### Raw records
[start]
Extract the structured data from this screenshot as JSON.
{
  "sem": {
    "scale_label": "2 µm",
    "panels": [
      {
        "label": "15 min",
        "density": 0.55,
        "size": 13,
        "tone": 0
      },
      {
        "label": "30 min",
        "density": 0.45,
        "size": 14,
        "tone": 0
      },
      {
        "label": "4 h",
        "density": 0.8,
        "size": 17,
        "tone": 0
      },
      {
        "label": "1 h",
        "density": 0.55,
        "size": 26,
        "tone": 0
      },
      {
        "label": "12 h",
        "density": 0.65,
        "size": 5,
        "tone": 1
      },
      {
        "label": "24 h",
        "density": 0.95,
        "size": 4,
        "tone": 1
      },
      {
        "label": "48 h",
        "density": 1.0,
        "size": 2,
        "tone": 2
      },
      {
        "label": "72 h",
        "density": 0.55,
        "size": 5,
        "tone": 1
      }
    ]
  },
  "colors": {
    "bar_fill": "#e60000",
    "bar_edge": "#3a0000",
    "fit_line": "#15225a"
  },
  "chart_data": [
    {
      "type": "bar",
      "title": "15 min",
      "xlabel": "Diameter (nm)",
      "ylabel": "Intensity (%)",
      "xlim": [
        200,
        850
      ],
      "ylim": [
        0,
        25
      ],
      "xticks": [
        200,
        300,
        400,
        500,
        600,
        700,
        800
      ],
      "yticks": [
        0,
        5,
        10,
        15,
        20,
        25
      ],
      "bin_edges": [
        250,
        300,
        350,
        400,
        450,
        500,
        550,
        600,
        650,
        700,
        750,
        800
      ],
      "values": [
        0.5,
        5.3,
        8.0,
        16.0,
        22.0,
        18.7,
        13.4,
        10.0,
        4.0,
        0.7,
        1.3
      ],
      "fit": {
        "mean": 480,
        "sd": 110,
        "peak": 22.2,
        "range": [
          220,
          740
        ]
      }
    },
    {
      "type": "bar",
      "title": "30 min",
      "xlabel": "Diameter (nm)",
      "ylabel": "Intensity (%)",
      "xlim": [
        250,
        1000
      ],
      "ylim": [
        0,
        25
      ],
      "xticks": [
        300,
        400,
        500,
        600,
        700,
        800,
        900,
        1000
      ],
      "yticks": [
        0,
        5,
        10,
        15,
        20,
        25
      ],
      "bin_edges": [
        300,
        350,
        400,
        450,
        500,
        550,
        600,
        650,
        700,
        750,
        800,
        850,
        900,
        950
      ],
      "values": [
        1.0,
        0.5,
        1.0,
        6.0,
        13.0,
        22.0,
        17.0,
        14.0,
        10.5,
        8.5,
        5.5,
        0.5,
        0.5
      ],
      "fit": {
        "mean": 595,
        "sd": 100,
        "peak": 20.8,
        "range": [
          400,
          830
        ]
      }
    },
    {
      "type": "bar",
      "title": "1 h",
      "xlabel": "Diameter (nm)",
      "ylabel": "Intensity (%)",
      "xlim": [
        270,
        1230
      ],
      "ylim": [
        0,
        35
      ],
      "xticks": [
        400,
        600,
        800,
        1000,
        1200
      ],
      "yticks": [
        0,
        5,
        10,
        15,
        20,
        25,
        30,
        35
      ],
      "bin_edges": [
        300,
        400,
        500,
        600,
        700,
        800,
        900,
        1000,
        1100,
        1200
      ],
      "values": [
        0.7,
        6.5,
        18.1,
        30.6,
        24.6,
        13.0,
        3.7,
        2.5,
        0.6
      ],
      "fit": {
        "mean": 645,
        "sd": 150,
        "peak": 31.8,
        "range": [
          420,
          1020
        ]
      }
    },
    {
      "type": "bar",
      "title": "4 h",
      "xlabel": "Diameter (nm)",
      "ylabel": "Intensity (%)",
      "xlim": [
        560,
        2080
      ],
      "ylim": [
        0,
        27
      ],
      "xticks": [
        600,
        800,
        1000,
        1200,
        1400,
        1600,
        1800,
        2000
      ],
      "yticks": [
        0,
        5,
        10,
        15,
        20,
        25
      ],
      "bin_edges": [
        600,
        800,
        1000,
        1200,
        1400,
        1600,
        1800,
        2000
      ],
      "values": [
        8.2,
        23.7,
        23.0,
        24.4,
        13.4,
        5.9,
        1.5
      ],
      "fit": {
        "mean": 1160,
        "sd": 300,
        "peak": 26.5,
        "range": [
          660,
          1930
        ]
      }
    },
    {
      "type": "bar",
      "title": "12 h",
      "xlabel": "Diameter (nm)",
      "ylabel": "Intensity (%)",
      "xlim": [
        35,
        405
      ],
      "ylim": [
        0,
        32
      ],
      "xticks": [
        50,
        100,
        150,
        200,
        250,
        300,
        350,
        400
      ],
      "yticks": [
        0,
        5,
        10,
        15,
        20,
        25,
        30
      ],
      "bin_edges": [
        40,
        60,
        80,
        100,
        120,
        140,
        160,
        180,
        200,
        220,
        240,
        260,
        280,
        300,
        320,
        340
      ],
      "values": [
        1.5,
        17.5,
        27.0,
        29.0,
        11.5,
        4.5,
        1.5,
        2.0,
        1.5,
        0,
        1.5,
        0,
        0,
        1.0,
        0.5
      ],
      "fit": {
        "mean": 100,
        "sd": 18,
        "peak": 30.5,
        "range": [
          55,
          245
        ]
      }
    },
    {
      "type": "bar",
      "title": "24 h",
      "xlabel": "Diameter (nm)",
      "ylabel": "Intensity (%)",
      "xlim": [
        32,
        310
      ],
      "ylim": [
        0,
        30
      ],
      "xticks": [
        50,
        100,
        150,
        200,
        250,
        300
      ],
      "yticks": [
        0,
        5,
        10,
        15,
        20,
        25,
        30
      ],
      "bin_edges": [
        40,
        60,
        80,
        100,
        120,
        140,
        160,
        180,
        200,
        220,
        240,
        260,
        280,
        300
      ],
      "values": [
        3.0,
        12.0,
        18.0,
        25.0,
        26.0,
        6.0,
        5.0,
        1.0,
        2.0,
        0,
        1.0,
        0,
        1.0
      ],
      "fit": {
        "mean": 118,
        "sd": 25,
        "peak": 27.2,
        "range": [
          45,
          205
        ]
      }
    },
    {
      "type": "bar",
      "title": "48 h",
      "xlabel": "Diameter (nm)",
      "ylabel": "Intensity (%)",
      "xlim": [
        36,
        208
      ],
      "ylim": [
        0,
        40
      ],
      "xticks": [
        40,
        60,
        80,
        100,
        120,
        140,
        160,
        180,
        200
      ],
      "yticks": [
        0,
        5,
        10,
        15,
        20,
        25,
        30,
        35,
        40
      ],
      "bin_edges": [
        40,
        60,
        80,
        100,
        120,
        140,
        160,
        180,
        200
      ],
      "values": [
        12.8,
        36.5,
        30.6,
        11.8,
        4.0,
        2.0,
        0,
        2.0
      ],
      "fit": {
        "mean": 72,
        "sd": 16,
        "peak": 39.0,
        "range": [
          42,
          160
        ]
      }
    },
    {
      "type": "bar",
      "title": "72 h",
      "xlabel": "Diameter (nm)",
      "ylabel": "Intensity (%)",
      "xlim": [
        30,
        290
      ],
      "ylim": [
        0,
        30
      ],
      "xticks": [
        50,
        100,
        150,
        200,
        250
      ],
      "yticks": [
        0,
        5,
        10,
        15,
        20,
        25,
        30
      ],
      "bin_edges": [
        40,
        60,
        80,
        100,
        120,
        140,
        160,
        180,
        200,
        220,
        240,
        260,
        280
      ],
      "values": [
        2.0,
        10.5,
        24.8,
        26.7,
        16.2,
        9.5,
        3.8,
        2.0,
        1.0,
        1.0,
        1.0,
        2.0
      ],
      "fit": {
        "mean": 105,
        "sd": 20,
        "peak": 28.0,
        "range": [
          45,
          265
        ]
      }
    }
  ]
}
[end]
### Problem details
Restate each record exactly as written.

### Final result
Extract the structured data from this screenshot as JSON.
{
  "sem": {
    "scale_label": "2 µm",
    "panels": [
      {
        "label": "15 min",
        "density": 0.55,
        "size": 13,
        "tone": 0
      },
      {
        "label": "30 min",
        "density": 0.45,
        "size": 14,
        "tone": 0
      },
      {
        "label": "4 h",
        "density": 0.8,
        "size": 17,
        "tone": 0
      },
      {
        "label": "1 h",
        "density": 0.55,
        "size": 26,
        "tone": 0
      },
      {
        "label": "12 h",
        "density": 0.65,
        "size": 5,
        "tone": 1
      },
      {
        "label": "24 h",
        "density": 0.95,
        "size": 4,
        "tone": 1
      },
      {
        "label": "48 h",
        "density": 1.0,
        "size": 2,
        "tone": 2
      },
      {
        "label": "72 h",
        "density": 0.55,
        "size": 5,
        "tone": 1
      }
    ]
  },
  "colors": {
    "bar_fill": "#e60000",
    "bar_edge": "#3a0000",
    "fit_line": "#15225a"
  },
  "chart_data": [
    {
      "type": "bar",
      "title": "15 min",
      "xlabel": "Diameter (nm)",
      "ylabel": "Intensity (%)",
      "xlim": [
        200,
        850
      ],
      "ylim": [
        0,
        25
      ],
      "xticks": [
        200,
        300,
        400,
        500,
        600,
        700,
        800
      ],
      "yticks": [
        0,
        5,
        10,
        15,
        20,
        25
      ],
      "bin_edges": [
        250,
        300,
        350,
        400,
        450,
        500,
        550,
        600,
        650,
        700,
        750,
        800
      ],
      "values": [
        0.5,
        5.3,
        8.0,
        16.0,
        22.0,
        18.7,
        13.4,
        10.0,
        4.0,
        0.7,
        1.3
      ],
      "fit": {
        "mean": 480,
        "sd": 110,
        "peak": 22.2,
        "range": [
          220,
          740
        ]
      }
    },
    {
      "type": "bar",
      "title": "30 min",
      "xlabel": "Diameter (nm)",
      "ylabel": "Intensity (%)",
      "xlim": [
        250,
        1000
      ],
      "ylim": [
        0,
        25
      ],
      "xticks": [
        300,
        400,
        500,
        600,
        700,
        800,
        900,
        1000
      ],
      "yticks": [
        0,
        5,
        10,
        15,
        20,
        25
      ],
      "bin_edges": [
        300,
        350,
        400,
        450,
        500,
        550,
        600,
        650,
        700,
        750,
        800,
        850,
        900,
        950
      ],
      "values": [
        1.0,
        0.5,
        1.0,
        6.0,
        13.0,
        22.0,
        17.0,
        14.0,
        10.5,
        8.5,
        5.5,
        0.5,
        0.5
      ],
      "fit": {
        "mean": 595,
        "sd": 100,
        "peak": 20.8,
        "range": [
          400,
          830
        ]
      }
    },
    {
      "type": "bar",
      "title": "1 h",
      "xlabel": "Diameter (nm)",
      "ylabel": "Intensity (%)",
      "xlim": [
        270,
        1230
      ],
      "ylim": [
        0,
        35
      ],
      "xticks": [
        400,
        600,
        800,
        1000,
        1200
      ],
      "yticks": [
        0,
        5,
        10,
        15,
        20,
        25,
        30,
        35
      ],
      "bin_edges": [
        300,
        400,
        500,
        600,
        700,
        800,
        900,
        1000,
        1100,
        1200
      ],
      "values": [
        0.7,
        6.5,
        18.1,
        30.6,
        24.6,
        13.0,
        3.7,
        2.5,
        0.6
      ],
      "fit": {
        "mean": 645,
        "sd": 150,
        "peak": 31.8,
        "range": [
          420,
          1020
        ]
      }
    },
    {
      "type": "bar",
      "title": "4 h",
      "xlabel": "Diameter (nm)",
      "ylabel": "Intensity (%)",
      "xlim": [
        560,
        2080
      ],
      "ylim": [
        0,
        27
      ],
      "xticks": [
        600,
        800,
        1000,
        1200,
        1400,
        1600,
        1800,
        2000
      ],
      "yticks": [
        0,
        5,
        10,
        15,
        20,
        25
      ],
      "bin_edges": [
        600,
        800,
        1000,
        1200,
        1400,
        1600,
        1800,
        2000
      ],
      "values": [
        8.2,
        23.7,
        23.0,
        24.4,
        13.4,
        5.9,
        1.5
      ],
      "fit": {
        "mean": 1160,
        "sd": 300,
        "peak": 26.5,
        "range": [
          660,
          1930
        ]
      }
    },
    {
      "type": "bar",
      "title": "12 h",
      "xlabel": "Diameter (nm)",
      "ylabel": "Intensity (%)",
      "xlim": [
        35,
        405
      ],
      "ylim": [
        0,
        32
      ],
      "xticks": [
        50,
        100,
        150,
        200,
        250,
        300,
        350,
        400
      ],
      "yticks": [
        0,
        5,
        10,
        15,
        20,
        25,
        30
      ],
      "bin_edges": [
        40,
        60,
        80,
        100,
        120,
        140,
        160,
        180,
        200,
        220,
        240,
        260,
        280,
        300,
        320,
        340
      ],
      "values": [
        1.5,
        17.5,
        27.0,
        29.0,
        11.5,
        4.5,
        1.5,
        2.0,
        1.5,
        0,
        1.5,
        0,
        0,
        1.0,
        0.5
      ],
      "fit": {
        "mean": 100,
        "sd": 18,
        "peak": 30.5,
        "range": [
          55,
          245
        ]
      }
    },
    {
      "type": "bar",
      "title": "24 h",
      "xlabel": "Diameter (nm)",
      "ylabel": "Intensity (%)",
      "xlim": [
        32,
        310
      ],
      "ylim": [
        0,
        30
      ],
      "xticks": [
        50,
        100,
        150,
        200,
        250,
        300
      ],
      "yticks": [
        0,
        5,
        10,
        15,
        20,
        25,
        30
      ],
      "bin_edges": [
        40,
        60,
        80,
        100,
        120,
        140,
        160,
        180,
        200,
        220,
        240,
        260,
        280,
        300
      ],
      "values": [
        3.0,
        12.0,
        18.0,
        25.0,
        26.0,
        6.0,
        5.0,
        1.0,
        2.0,
        0,
        1.0,
        0,
        1.0
      ],
      "fit": {
        "mean": 118,
        "sd": 25,
        "peak": 27.2,
        "range": [
          45,
          205
        ]
      }
    },
    {
      "type": "bar",
      "title": "48 h",
      "xlabel": "Diameter (nm)",
      "ylabel": "Intensity (%)",
      "xlim": [
        36,
        208
      ],
      "ylim": [
        0,
        40
      ],
      "xticks": [
        40,
        60,
        80,
        100,
        120,
        140,
        160,
        180,
        200
      ],
      "yticks": [
        0,
        5,
        10,
        15,
        20,
        25,
        30,
        35,
        40
      ],
      "bin_edges": [
        40,
        60,
        80,
        100,
        120,
        140,
        160,
        180,
        200
      ],
      "values": [
        12.8,
        36.5,
        30.6,
        11.8,
        4.0,
        2.0,
        0,
        2.0
      ],
      "fit": {
        "mean": 72,
        "sd": 16,
        "peak": 39.0,
        "range": [
          42,
          160
        ]
      }
    },
    {
      "type": "bar",
      "title": "72 h",
      "xlabel": "Diameter (nm)",
      "ylabel": "Intensity (%)",
      "xlim": [
        30,
        290
      ],
      "ylim": [
        0,
        30
      ],
      "xticks": [
        50,
        100,
        150,
        200,
        250
      ],
      "yticks": [
        0,
        5,
        10,
        15,
        20,
        25,
        30
      ],
      "bin_edges": [
        40,
        60,
        80,
        100,
        120,
        140,
        160,
        180,
        200,
        220,
        240,
        260,
        280
      ],
      "values": [
        2.0,
        10.5,
        24.8,
        26.7,
        16.2,
        9.5,
        3.8,
        2.0,
        1.0,
        1.0,
        1.0,
        2.0
      ],
      "fit": {
        "mean": 105,
        "sd": 20,
        "peak": 28.0,
        "range": [
          45,
          265
        ]
      }
    }
  ]
}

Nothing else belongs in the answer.